:: Stated task ::
Word for word, retype every entry in the listing.

:: Records to process ::
★ ★ ★
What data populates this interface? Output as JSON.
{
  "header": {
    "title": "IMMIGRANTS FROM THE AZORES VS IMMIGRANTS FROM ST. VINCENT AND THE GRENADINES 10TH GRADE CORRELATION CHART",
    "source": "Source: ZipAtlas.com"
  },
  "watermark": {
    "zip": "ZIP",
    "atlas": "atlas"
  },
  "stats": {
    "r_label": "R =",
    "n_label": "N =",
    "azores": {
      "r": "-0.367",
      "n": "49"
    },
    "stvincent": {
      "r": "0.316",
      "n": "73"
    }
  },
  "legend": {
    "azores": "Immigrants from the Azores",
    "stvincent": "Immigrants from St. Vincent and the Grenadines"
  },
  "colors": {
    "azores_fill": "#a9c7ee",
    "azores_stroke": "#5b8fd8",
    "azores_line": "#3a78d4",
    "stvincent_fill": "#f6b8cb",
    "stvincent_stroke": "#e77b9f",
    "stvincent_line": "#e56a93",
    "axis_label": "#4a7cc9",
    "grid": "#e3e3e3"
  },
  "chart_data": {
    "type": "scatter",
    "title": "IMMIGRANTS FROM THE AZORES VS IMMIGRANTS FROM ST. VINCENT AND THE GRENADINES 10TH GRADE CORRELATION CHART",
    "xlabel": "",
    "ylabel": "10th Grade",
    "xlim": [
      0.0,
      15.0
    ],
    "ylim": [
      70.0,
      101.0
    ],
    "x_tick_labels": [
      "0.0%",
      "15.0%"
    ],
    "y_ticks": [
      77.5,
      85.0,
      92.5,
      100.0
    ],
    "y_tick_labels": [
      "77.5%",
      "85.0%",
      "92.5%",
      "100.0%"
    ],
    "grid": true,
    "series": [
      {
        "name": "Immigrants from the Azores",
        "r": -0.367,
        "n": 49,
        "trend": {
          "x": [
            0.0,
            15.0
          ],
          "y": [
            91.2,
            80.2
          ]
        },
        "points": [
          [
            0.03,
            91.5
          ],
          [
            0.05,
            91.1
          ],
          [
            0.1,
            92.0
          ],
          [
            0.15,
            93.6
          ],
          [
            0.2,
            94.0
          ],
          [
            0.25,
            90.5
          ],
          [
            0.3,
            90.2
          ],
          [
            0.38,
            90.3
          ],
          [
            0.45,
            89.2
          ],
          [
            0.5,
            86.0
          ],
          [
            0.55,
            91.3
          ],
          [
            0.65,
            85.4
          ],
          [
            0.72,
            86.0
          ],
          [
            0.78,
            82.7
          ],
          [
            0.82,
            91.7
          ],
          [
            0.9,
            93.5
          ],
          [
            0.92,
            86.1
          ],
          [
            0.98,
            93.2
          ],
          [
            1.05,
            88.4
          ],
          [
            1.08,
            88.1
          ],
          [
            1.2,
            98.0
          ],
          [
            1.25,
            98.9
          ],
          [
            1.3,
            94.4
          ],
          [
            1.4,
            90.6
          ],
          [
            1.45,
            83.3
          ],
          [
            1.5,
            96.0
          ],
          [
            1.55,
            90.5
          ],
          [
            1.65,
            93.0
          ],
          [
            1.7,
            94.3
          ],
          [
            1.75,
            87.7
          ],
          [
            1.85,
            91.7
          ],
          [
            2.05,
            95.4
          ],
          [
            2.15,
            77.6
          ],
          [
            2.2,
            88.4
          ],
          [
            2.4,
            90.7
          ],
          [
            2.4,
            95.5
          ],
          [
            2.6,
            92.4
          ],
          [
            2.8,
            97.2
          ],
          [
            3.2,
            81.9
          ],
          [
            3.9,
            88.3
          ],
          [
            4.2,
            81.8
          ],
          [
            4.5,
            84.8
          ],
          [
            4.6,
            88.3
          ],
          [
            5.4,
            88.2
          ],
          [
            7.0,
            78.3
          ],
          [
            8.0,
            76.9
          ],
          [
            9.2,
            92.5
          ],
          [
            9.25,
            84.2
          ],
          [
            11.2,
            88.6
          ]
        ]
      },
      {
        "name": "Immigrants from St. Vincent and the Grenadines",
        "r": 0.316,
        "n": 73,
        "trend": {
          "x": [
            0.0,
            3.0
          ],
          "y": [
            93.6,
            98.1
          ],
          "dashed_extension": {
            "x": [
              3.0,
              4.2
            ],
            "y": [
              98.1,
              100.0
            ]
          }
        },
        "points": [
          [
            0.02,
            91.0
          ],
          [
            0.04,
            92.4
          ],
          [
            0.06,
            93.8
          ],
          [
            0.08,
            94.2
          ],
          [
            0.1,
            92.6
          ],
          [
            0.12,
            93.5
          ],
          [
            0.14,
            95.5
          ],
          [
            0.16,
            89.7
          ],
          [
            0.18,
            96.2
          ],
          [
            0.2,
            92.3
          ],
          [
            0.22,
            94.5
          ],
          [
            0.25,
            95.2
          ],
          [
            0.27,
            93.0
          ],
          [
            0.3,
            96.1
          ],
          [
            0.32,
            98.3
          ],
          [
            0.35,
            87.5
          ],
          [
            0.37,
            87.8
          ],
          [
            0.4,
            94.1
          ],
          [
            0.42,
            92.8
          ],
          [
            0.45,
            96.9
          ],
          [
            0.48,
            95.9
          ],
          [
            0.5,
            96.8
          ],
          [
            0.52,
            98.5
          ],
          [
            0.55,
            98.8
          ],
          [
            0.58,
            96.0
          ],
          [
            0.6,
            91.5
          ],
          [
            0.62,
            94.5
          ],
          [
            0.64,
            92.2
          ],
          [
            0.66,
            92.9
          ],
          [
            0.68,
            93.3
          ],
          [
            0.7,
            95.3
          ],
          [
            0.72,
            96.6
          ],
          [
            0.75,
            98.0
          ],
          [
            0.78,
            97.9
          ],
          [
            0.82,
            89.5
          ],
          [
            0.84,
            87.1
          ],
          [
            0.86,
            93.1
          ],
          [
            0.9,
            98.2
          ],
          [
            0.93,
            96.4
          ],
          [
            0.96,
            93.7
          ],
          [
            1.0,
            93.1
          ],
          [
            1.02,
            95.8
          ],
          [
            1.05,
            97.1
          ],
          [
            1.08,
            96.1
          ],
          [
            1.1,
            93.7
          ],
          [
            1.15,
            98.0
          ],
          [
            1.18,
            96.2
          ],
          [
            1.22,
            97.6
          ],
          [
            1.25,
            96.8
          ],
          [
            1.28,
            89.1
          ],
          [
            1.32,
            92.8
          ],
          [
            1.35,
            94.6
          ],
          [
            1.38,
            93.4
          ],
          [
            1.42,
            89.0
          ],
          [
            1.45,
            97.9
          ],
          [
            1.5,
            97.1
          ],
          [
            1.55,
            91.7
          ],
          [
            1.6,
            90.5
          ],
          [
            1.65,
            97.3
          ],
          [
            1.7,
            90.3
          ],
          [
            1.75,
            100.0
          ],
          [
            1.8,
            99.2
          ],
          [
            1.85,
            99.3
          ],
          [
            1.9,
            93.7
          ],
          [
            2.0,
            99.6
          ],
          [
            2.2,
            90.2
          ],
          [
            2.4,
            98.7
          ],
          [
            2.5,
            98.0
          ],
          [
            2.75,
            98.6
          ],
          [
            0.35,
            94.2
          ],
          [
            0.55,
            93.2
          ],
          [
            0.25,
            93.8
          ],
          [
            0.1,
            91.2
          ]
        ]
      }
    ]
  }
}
★ ★ ★
:: Solution below ::
What data populates this interface? Output as JSON.
{
  "header": {
    "title": "IMMIGRANTS FROM THE AZORES VS IMMIGRANTS FROM ST. VINCENT AND THE GRENADINES 10TH GRADE CORRELATION CHART",
    "source": "Source: ZipAtlas.com"
  },
  "watermark": {
    "zip": "ZIP",
    "atlas": "atlas"
  },
  "stats": {
    "r_label": "R =",
    "n_label": "N =",
    "azores": {
      "r": "-0.367",
      "n": "49"
    },
    "stvincent": {
      "r": "0.316",
      "n": "73"
    }
  },
  "legend": {
    "azores": "Immigrants from the Azores",
    "stvincent": "Immigrants from St. Vincent and the Grenadines"
  },
  "colors": {
    "azores_fill": "#a9c7ee",
    "azores_stroke": "#5b8fd8",
    "azores_line": "#3a78d4",
    "stvincent_fill": "#f6b8cb",
    "stvincent_stroke": "#e77b9f",
    "stvincent_line": "#e56a93",
    "axis_label": "#4a7cc9",
    "grid": "#e3e3e3"
  },
  "chart_data": {
    "type": "scatter",
    "title": "IMMIGRANTS FROM THE AZORES VS IMMIGRANTS FROM ST. VINCENT AND THE GRENADINES 10TH GRADE CORRELATION CHART",
    "xlabel": "",
    "ylabel": "10th Grade",
    "xlim": [
      0.0,
      15.0
    ],
    "ylim": [
      70.0,
      101.0
    ],
    "x_tick_labels": [
      "0.0%",
      "15.0%"
    ],
    "y_ticks": [
      77.5,
      85.0,
      92.5,
      100.0
    ],
    "y_tick_labels": [
      "77.5%",
      "85.0%",
      "92.5%",
      "100.0%"
    ],
    "grid": true,
    "series": [
      {
        "name": "Immigrants from the Azores",
        "r": -0.367,
        "n": 49,
        "trend": {
          "x": [
            0.0,
            15.0
          ],
          "y": [
            91.2,
            80.2
          ]
        },
        "points": [
          [
            0.03,
            91.5
          ],
          [
            0.05,
            91.1
          ],
          [
            0.1,
            92.0
          ],
          [
            0.15,
            93.6
          ],
          [
            0.2,
            94.0
          ],
          [
            0.25,
            90.5
          ],
          [
            0.3,
            90.2
          ],
          [
            0.38,
            90.3
          ],
          [
            0.45,
            89.2
          ],
          [
            0.5,
            86.0
          ],
          [
            0.55,
            91.3
          ],
          [
            0.65,
            85.4
          ],
          [
            0.72,
            86.0
          ],
          [
            0.78,
            82.7
          ],
          [
            0.82,
            91.7
          ],
          [
            0.9,
            93.5
          ],
          [
            0.92,
            86.1
          ],
          [
            0.98,
            93.2
          ],
          [
            1.05,
            88.4
          ],
          [
            1.08,
            88.1
          ],
          [
            1.2,
            98.0
          ],
          [
            1.25,
            98.9
          ],
          [
            1.3,
            94.4
          ],
          [
            1.4,
            90.6
          ],
          [
            1.45,
            83.3
          ],
          [
            1.5,
            96.0
          ],
          [
            1.55,
            90.5
          ],
          [
            1.65,
            93.0
          ],
          [
            1.7,
            94.3
          ],
          [
            1.75,
            87.7
          ],
          [
            1.85,
            91.7
          ],
          [
            2.05,
            95.4
          ],
          [
            2.15,
            77.6
          ],
          [
            2.2,
            88.4
          ],
          [
            2.4,
            90.7
          ],
          [
            2.4,
            95.5
          ],
          [
            2.6,
            92.4
          ],
          [
            2.8,
            97.2
          ],
          [
            3.2,
            81.9
          ],
          [
            3.9,
            88.3
          ],
          [
            4.2,
            81.8
          ],
          [
            4.5,
            84.8
          ],
          [
            4.6,
            88.3
          ],
          [
            5.4,
            88.2
          ],
          [
            7.0,
            78.3
          ],
          [
            8.0,
            76.9
          ],
          [
            9.2,
            92.5
          ],
          [
            9.25,
            84.2
          ],
          [
            11.2,
            88.6
          ]
        ]
      },
      {
        "name": "Immigrants from St. Vincent and the Grenadines",
        "r": 0.316,
        "n": 73,
        "trend": {
          "x": [
            0.0,
            3.0
          ],
          "y": [
            93.6,
            98.1
          ],
          "dashed_extension": {
            "x": [
              3.0,
              4.2
            ],
            "y": [
              98.1,
              100.0
            ]
          }
        },
        "points": [
          [
            0.02,
            91.0
          ],
          [
            0.04,
            92.4
          ],
          [
            0.06,
            93.8
          ],
          [
            0.08,
            94.2
          ],
          [
            0.1,
            92.6
          ],
          [
            0.12,
            93.5
          ],
          [
            0.14,
            95.5
          ],
          [
            0.16,
            89.7
          ],
          [
            0.18,
            96.2
          ],
          [
            0.2,
            92.3
          ],
          [
            0.22,
            94.5
          ],
          [
            0.25,
            95.2
          ],
          [
            0.27,
            93.0
          ],
          [
            0.3,
            96.1
          ],
          [
            0.32,
            98.3
          ],
          [
            0.35,
            87.5
          ],
          [
            0.37,
            87.8
          ],
          [
            0.4,
            94.1
          ],
          [
            0.42,
            92.8
          ],
          [
            0.45,
            96.9
          ],
          [
            0.48,
            95.9
          ],
          [
            0.5,
            96.8
          ],
          [
            0.52,
            98.5
          ],
          [
            0.55,
            98.8
          ],
          [
            0.58,
            96.0
          ],
          [
            0.6,
            91.5
          ],
          [
            0.62,
            94.5
          ],
          [
            0.64,
            92.2
          ],
          [
            0.66,
            92.9
          ],
          [
            0.68,
            93.3
          ],
          [
            0.7,
            95.3
          ],
          [
            0.72,
            96.6
          ],
          [
            0.75,
            98.0
          ],
          [
            0.78,
            97.9
          ],
          [
            0.82,
            89.5
          ],
          [
            0.84,
            87.1
          ],
          [
            0.86,
            93.1
          ],
          [
            0.9,
            98.2
          ],
          [
            0.93,
            96.4
          ],
          [
            0.96,
            93.7
          ],
          [
            1.0,
            93.1
          ],
          [
            1.02,
            95.8
          ],
          [
            1.05,
            97.1
          ],
          [
            1.08,
            96.1
          ],
          [
            1.1,
            93.7
          ],
          [
            1.15,
            98.0
          ],
          [
            1.18,
            96.2
          ],
          [
            1.22,
            97.6
          ],
          [
            1.25,
            96.8
          ],
          [
            1.28,
            89.1
          ],
          [
            1.32,
            92.8
          ],
          [
            1.35,
            94.6
          ],
          [
            1.38,
            93.4
          ],
          [
            1.42,
            89.0
          ],
          [
            1.45,
            97.9
          ],
          [
            1.5,
            97.1
          ],
          [
            1.55,
            91.7
          ],
          [
            1.6,
            90.5
          ],
          [
            1.65,
            97.3
          ],
          [
            1.7,
            90.3
          ],
          [
            1.75,
            100.0
          ],
          [
            1.8,
            99.2
          ],
          [
            1.85,
            99.3
          ],
          [
            1.9,
            93.7
          ],
          [
            2.0,
            99.6
          ],
          [
            2.2,
            90.2
          ],
          [
            2.4,
            98.7
          ],
          [
            2.5,
            98.0
          ],
          [
            2.75,
            98.6
          ],
          [
            0.35,
            94.2
          ],
          [
            0.55,
            93.2
          ],
          [
            0.25,
            93.8
          ],
          [
            0.1,
            91.2
          ]
        ]
      }
    ]
  }
}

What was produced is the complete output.